▶ **To be done**: Pick out each line with the word "Weekly" from the material that follows.

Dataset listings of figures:
<<<<

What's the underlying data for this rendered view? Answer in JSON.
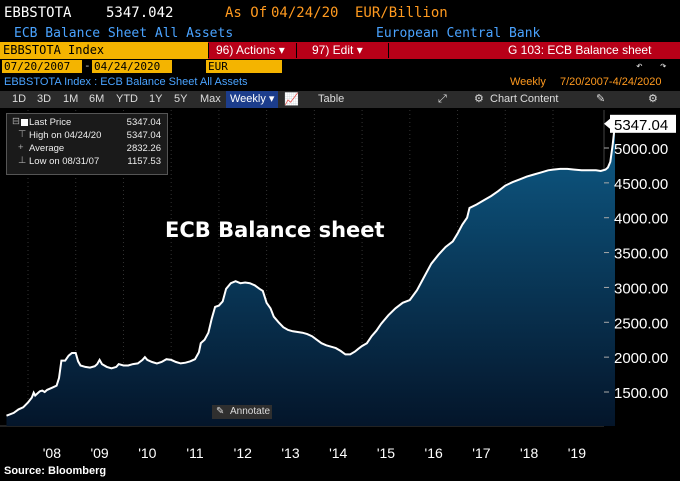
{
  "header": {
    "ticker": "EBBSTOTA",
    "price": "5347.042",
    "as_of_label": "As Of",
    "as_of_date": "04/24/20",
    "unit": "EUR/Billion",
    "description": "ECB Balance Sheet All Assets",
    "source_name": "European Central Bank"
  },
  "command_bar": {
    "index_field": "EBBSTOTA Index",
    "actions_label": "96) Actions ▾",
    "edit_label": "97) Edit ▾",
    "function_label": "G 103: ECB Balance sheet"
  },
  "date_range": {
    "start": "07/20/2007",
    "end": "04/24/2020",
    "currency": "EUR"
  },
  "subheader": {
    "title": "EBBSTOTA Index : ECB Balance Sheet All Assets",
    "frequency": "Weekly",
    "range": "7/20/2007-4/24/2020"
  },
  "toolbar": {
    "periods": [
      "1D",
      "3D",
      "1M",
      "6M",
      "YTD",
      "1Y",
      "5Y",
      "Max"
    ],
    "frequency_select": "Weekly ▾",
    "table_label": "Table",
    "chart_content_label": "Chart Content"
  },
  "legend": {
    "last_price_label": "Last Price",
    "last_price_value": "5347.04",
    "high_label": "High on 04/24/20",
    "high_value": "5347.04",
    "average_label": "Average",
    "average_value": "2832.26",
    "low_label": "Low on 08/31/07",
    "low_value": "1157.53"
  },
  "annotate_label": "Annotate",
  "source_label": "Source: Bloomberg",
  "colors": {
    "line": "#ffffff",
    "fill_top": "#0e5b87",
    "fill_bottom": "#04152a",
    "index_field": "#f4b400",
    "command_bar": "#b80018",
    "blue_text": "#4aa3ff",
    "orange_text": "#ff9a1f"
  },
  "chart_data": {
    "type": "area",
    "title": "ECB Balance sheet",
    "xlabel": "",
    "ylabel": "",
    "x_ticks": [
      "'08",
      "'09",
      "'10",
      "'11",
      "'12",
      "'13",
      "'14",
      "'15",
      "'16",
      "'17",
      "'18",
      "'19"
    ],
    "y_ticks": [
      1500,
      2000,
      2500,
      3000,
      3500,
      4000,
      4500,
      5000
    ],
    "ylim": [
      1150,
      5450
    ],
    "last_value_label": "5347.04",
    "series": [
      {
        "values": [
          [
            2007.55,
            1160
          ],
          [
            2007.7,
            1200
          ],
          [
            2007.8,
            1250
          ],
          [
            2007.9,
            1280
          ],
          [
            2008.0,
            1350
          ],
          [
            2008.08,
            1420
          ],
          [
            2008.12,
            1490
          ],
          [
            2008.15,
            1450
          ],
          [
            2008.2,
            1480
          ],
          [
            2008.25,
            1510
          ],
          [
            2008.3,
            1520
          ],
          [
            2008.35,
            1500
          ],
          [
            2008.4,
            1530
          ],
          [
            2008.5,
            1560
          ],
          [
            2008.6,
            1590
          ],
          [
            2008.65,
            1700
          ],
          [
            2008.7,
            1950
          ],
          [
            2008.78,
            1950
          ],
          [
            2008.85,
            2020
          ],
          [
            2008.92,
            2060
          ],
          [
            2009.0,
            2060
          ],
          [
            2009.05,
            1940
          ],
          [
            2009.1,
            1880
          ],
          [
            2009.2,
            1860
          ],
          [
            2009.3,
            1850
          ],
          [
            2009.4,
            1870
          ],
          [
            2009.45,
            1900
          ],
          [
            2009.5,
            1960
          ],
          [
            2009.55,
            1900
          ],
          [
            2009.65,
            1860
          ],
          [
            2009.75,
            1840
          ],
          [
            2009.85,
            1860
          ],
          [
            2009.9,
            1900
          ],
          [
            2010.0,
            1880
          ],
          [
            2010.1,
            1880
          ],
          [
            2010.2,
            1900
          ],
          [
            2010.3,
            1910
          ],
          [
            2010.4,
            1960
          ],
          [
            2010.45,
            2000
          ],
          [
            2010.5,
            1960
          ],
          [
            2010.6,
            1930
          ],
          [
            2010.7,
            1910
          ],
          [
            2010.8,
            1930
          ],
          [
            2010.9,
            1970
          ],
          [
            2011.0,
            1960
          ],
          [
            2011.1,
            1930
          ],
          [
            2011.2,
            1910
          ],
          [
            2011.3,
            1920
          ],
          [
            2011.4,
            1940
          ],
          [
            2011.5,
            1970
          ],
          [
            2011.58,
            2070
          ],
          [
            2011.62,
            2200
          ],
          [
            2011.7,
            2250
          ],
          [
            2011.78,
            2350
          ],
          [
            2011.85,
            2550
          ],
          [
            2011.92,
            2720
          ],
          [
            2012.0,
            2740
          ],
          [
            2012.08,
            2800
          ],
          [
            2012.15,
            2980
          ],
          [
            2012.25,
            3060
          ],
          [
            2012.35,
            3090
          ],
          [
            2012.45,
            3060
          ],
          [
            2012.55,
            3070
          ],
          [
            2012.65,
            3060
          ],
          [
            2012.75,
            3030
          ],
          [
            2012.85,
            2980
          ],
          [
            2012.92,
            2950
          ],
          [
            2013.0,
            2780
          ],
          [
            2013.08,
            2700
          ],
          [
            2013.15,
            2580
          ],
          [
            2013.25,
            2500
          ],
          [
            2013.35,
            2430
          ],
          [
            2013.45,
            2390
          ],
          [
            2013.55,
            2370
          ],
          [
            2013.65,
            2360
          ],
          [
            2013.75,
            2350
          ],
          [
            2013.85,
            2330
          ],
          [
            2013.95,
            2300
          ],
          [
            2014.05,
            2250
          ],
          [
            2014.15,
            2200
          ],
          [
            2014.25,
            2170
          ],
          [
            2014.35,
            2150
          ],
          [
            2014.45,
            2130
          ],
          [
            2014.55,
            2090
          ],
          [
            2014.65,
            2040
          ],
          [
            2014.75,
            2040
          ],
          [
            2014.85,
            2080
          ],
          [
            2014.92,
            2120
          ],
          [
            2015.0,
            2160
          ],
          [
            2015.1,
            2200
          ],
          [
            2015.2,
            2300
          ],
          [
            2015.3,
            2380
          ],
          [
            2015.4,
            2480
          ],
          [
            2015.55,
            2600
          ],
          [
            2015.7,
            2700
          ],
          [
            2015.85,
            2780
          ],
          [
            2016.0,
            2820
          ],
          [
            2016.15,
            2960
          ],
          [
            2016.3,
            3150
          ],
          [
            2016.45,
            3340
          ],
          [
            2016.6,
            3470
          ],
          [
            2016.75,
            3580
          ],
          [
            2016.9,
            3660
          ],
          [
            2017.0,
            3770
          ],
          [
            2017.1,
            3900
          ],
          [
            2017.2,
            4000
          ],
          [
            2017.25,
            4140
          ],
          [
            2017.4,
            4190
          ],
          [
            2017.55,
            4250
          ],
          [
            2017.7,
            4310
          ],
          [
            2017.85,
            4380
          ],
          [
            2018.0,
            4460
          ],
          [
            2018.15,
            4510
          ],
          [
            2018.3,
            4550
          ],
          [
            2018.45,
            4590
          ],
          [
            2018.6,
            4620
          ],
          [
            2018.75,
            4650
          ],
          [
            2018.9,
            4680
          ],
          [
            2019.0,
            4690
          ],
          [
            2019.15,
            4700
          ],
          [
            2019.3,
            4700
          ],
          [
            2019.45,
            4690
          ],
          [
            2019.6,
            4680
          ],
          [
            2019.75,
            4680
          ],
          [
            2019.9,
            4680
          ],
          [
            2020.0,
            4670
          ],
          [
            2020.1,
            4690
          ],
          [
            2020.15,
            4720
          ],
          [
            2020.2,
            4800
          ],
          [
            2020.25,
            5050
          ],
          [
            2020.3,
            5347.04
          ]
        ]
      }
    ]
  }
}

>>>>
<<<<

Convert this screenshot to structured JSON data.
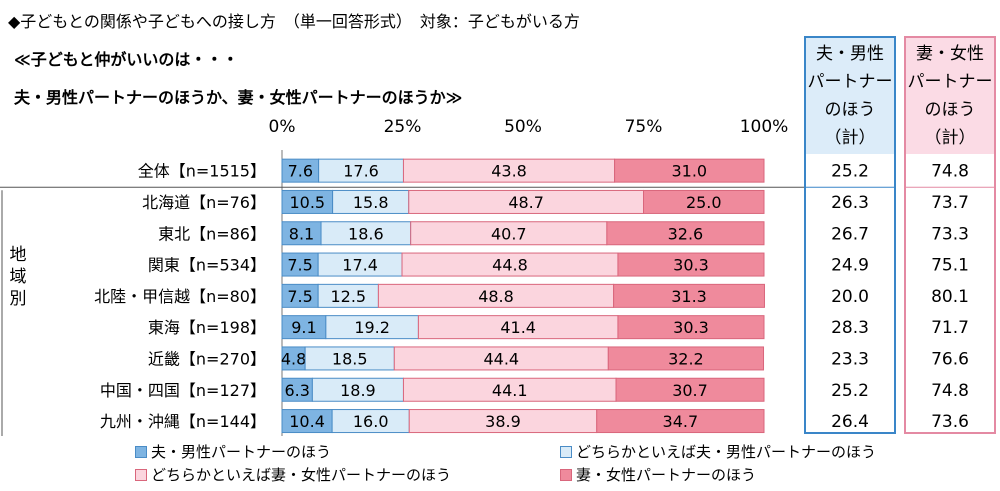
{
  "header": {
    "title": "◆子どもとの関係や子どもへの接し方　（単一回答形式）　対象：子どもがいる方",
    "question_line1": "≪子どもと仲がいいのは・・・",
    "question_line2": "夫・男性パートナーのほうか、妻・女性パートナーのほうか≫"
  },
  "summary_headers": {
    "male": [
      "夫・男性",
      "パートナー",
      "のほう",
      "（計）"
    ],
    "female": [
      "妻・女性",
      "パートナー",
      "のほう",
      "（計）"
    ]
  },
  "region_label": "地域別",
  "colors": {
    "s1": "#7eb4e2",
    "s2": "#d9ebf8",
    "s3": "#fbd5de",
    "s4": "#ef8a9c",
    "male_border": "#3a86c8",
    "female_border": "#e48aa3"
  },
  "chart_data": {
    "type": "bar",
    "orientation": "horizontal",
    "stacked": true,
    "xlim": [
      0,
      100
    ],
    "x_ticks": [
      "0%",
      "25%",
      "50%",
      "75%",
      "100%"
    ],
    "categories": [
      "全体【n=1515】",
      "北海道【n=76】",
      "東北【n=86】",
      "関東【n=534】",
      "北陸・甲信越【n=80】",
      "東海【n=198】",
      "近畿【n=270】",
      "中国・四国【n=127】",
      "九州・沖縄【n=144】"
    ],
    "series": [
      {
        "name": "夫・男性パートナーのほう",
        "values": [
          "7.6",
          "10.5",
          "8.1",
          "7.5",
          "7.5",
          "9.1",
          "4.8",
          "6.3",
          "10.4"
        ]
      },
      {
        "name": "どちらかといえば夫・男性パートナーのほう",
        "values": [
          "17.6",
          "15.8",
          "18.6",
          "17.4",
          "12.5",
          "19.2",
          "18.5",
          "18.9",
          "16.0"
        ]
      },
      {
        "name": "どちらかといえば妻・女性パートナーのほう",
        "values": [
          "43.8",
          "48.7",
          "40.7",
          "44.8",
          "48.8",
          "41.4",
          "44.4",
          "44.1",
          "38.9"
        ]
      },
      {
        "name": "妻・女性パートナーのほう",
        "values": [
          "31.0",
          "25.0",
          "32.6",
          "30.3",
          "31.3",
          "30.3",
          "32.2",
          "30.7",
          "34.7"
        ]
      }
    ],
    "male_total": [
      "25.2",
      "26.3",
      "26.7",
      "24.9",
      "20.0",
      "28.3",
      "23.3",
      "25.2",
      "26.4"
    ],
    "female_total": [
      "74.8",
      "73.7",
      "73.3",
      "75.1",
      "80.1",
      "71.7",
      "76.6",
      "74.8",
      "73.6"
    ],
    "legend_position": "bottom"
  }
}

>>>>

▶ **Full output**:
    "frequency": "Weekly",
    "frequency_select": "Weekly ▾",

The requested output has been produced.